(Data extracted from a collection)
==========
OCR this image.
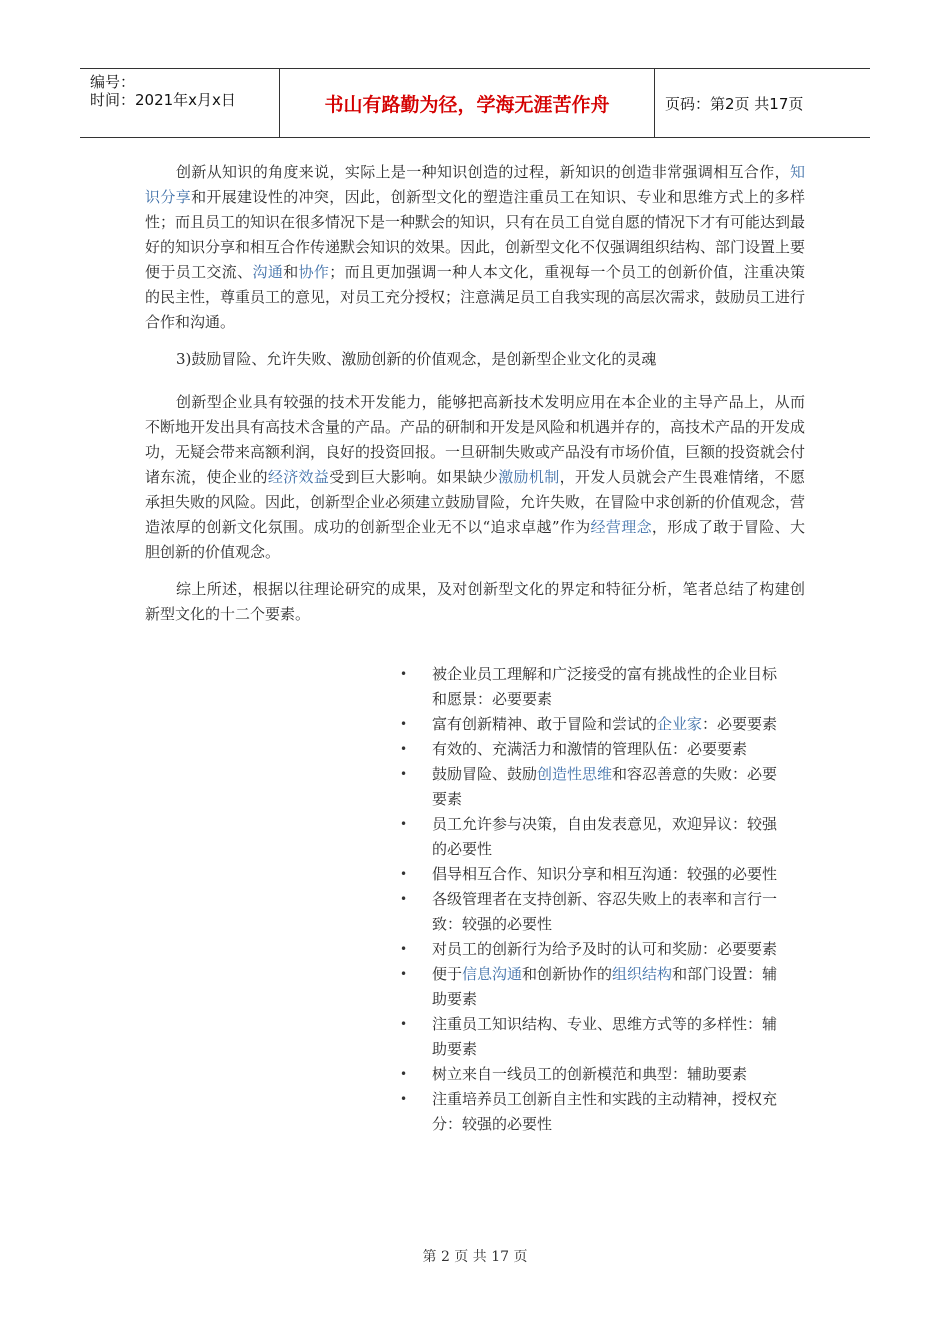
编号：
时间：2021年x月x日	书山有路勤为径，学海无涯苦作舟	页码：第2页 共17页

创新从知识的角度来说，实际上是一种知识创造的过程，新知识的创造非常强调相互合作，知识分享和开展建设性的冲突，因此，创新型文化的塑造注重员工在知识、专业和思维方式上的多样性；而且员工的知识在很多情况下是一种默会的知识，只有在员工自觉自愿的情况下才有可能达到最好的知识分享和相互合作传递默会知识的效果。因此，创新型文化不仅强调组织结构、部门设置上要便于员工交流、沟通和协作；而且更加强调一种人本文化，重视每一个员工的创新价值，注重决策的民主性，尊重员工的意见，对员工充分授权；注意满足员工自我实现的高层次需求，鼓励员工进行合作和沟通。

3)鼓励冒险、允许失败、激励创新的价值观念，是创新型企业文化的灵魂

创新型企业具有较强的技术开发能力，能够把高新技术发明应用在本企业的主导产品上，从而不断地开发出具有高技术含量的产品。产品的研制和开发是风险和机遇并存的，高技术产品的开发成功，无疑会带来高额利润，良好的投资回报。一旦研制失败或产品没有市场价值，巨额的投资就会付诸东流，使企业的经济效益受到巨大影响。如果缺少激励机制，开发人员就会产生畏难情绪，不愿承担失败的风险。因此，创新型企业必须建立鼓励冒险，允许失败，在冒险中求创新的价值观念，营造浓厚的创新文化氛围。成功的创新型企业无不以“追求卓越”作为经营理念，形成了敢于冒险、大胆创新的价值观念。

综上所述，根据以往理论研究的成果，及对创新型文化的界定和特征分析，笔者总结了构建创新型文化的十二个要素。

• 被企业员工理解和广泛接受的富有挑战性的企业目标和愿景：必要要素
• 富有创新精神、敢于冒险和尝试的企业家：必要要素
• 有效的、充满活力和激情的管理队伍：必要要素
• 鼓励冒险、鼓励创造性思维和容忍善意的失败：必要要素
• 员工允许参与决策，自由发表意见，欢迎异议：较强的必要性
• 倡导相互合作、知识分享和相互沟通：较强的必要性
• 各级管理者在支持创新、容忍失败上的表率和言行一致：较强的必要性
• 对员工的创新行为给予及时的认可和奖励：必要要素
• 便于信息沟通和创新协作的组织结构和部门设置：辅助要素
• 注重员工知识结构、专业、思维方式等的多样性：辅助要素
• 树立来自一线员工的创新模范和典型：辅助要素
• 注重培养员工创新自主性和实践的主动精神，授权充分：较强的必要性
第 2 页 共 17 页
==========
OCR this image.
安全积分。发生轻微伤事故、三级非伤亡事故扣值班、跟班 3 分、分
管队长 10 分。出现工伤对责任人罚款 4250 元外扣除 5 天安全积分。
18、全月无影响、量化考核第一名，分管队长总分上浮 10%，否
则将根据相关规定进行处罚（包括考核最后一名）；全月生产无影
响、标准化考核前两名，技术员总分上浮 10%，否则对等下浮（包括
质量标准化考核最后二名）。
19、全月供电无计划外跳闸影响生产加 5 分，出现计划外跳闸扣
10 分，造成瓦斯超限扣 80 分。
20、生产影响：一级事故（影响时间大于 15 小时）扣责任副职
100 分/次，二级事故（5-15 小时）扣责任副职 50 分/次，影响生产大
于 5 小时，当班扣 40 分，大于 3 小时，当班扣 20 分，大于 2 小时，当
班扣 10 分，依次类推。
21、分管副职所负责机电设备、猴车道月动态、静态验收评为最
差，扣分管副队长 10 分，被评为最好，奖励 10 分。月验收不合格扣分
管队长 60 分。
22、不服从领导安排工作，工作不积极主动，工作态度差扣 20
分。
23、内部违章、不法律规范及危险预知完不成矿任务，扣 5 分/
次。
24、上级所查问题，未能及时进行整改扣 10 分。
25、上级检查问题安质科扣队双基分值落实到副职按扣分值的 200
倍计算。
==========
### EXERCISE INSTRUCTIONS
Pull out all lines containing "允许失败".

### SOLUTION TO THE EXERCISE
3)鼓励冒险、允许失败、激励创新的价值观念，是创新型企业文化的灵魂
创新型企业具有较强的技术开发能力，能够把高新技术发明应用在本企业的主导产品上，从而不断地开发出具有高技术含量的产品。产品的研制和开发是风险和机遇并存的，高技术产品的开发成功，无疑会带来高额利润，良好的投资回报。一旦研制失败或产品没有市场价值，巨额的投资就会付诸东流，使企业的经济效益受到巨大影响。如果缺少激励机制，开发人员就会产生畏难情绪，不愿承担失败的风险。因此，创新型企业必须建立鼓励冒险，允许失败，在冒险中求创新的价值观念，营造浓厚的创新文化氛围。成功的创新型企业无不以“追求卓越”作为经营理念，形成了敢于冒险、大胆创新的价值观念。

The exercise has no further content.